• TEXTE RETENU:
——————
Ces dernières années, le management a fait des progrès notoires dans la maitrise de ses processus mais ses limites apparaissent évidentes pour ce qui est de son aptitude à mobiliser les salariés et utiliser les compétences. Les vieilles recettes du management (carrière, rémunération, discipline) ne fonctionnent plus avec les jeunes de la génération Y mais sommes nous prêts à faire face à cette nouvelle donne dans une économie de la connaissance où la technologie bouscule la relation au temps et au pouvoir.

Transformer l’ADN de nos entreprises, ne pourra se faire en quelques mois mais la démarche est clairement engagée à travers 5 évolutions majeures :

 1. L’identité
L’entreprise ne pourra vivre hors des problèmes sociétaux et penser seulement son développement en terme économique et financier. Elle va nécessairement devoir clarifier sa raison d’être, donner du sens à son projet collectif et préciser sa conception de l’éthique.
L’image de marque (personnal branding) n’est pas seulement une problématique qui concerne les personnes physiques.  Nul doute qu’il va devenir difficile de faire travailler des enfants en Asie sans avoir des comptes à rendre. La responsabilité sociétale des entreprises a des beaux jours devant elle si elle influence en profondeur la culture d’entreprise et ne se limite pas à être seulement une opération séduction.
Est-il nécessaire de préciser la transparence que s’impose déjà de mettre en place dans les choix d’organisation, les rémunérations, l’équité sociale. La parité homme/femme devrait mettre un coup fatal au patriarcat. La discrimination est un dossier qui doit être pris à bras le corps.
Restaurer le capital confiance, voilà l’enjeu de l’identité et de l’éthique. Et cela ne pourra se faire qu’à travers des relations de personne à personne et une cohérence dans les pratiques managériale. Un discours officiel en décalage avec les réalités du terrain ne pourra que s’exposer à une violente critique des salariés. Avec le buzz sur internet l’absence de transparence peut devenir mortelle.

2. La transversalité
En matière d’organisation, les structures matricielles et le management par projet représentent une évolution majeure de ces dernières années.  Les projets se sont multipliés et laissent place si nécessaire à des activités transverses qui s’inscrivent dans la durée. Les fonctions « support » sont apparues pour incarner les priorités stratégiques : qualité, sécurité, contrôle interne.
Ce maillage se déploie sans que l’on ait une vision globale et systémique qui puisse permettre un pilotage efficace.  La structure pyramidale compose avec la vitalité des réseaux et cela génère parfois confusion des rôles et déperdition d’énergie. 
Aujourd’hui, ce sont les communautés de pratiques qui viennent d’une manière plus informelle proposer leur contribution sans que l’on sache d’ailleurs trop comment les animer et quelle place leur accorder dans l’organisation.
Sans oublier que les réseaux s’étendent maintenant aux fournisseurs et aux clients de plus en plus impliqués dans la démarche d’optimisation des processus, dans l’évaluation et l’innovation des produits et services.
——————
• DONNÉES FOURNIES:
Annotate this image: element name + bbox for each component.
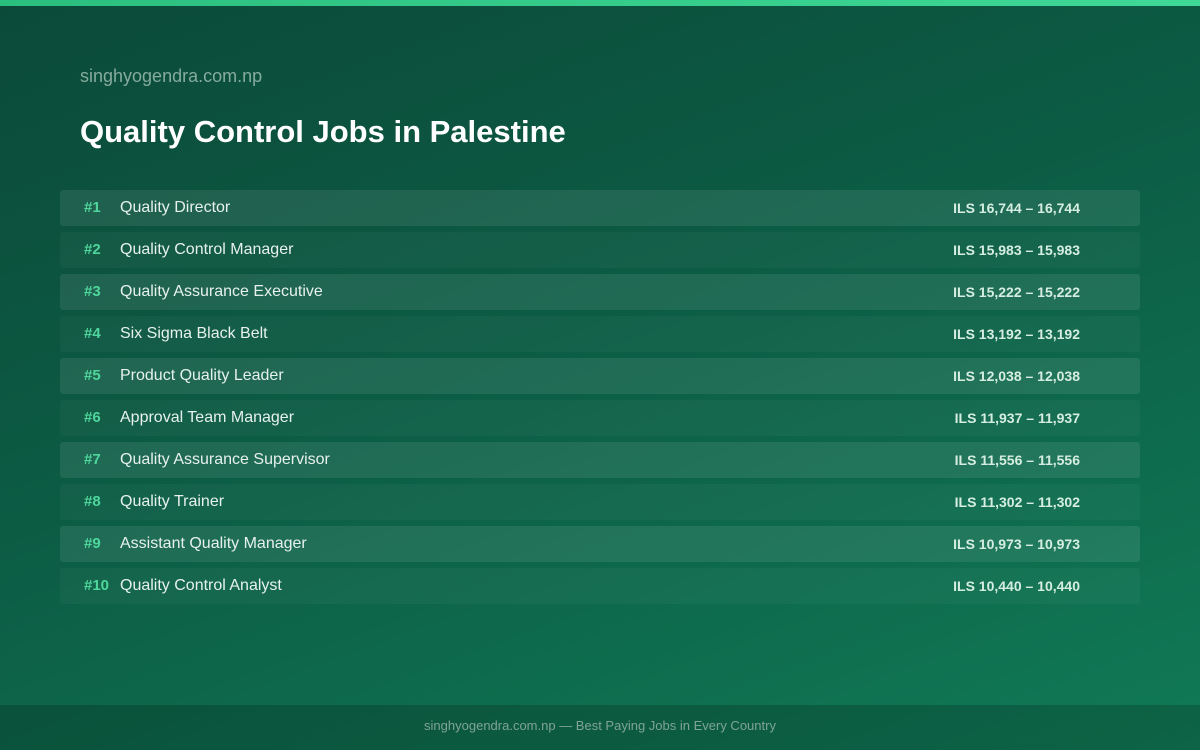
——————
• TRAVAIL DEMANDÉ:
Pour chaque affirmation, indiquez par oui ou par non si elle concorde avec le texte sur le management, et citez mot pour mot le passage qui tranche.
(a) Les vieilles recettes du management ne fonctionnent plus avec les jeunes de la génération Y.
(b) Transformer l’ADN des entreprises pourra se faire en quelques mois.
(c) Les réseaux s’étendent maintenant aux fournisseurs et aux clients.

• RÉSULTAT:
(a) Oui : « Les vieilles recettes du management (carrière, rémunération, discipline) ne fonctionnent plus avec les jeunes de la génération Y »
(b) Non : « Transformer l’ADN de nos entreprises, ne pourra se faire en quelques mois »
(c) Oui : « les réseaux s’étendent maintenant aux fournisseurs et aux clients »